> _Exercise description_
An exact copy of every entry is the required answer.

++++ Extracted entries

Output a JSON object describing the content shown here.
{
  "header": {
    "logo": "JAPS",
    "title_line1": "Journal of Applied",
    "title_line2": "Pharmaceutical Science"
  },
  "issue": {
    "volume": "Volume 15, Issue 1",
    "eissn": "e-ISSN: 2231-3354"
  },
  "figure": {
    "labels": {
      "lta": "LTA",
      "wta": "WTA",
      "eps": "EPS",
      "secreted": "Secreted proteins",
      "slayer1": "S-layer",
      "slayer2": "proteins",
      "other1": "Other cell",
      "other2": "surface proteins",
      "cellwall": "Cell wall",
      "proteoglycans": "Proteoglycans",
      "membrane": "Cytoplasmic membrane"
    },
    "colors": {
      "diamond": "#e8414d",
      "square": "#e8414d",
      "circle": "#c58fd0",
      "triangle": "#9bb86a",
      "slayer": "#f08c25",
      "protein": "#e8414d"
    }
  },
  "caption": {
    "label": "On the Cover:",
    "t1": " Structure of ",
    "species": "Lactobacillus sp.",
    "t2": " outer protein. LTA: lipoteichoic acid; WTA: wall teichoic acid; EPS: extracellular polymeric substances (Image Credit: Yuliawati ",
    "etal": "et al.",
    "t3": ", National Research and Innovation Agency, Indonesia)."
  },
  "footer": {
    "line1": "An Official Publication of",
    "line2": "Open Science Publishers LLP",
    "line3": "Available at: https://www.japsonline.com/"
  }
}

++++++++

> _Response_
Output a JSON object describing the content shown here.
{
  "header": {
    "logo": "JAPS",
    "title_line1": "Journal of Applied",
    "title_line2": "Pharmaceutical Science"
  },
  "issue": {
    "volume": "Volume 15, Issue 1",
    "eissn": "e-ISSN: 2231-3354"
  },
  "figure": {
    "labels": {
      "lta": "LTA",
      "wta": "WTA",
      "eps": "EPS",
      "secreted": "Secreted proteins",
      "slayer1": "S-layer",
      "slayer2": "proteins",
      "other1": "Other cell",
      "other2": "surface proteins",
      "cellwall": "Cell wall",
      "proteoglycans": "Proteoglycans",
      "membrane": "Cytoplasmic membrane"
    },
    "colors": {
      "diamond": "#e8414d",
      "square": "#e8414d",
      "circle": "#c58fd0",
      "triangle": "#9bb86a",
      "slayer": "#f08c25",
      "protein": "#e8414d"
    }
  },
  "caption": {
    "label": "On the Cover:",
    "t1": " Structure of ",
    "species": "Lactobacillus sp.",
    "t2": " outer protein. LTA: lipoteichoic acid; WTA: wall teichoic acid; EPS: extracellular polymeric substances (Image Credit: Yuliawati ",
    "etal": "et al.",
    "t3": ", National Research and Innovation Agency, Indonesia)."
  },
  "footer": {
    "line1": "An Official Publication of",
    "line2": "Open Science Publishers LLP",
    "line3": "Available at: https://www.japsonline.com/"
  }
}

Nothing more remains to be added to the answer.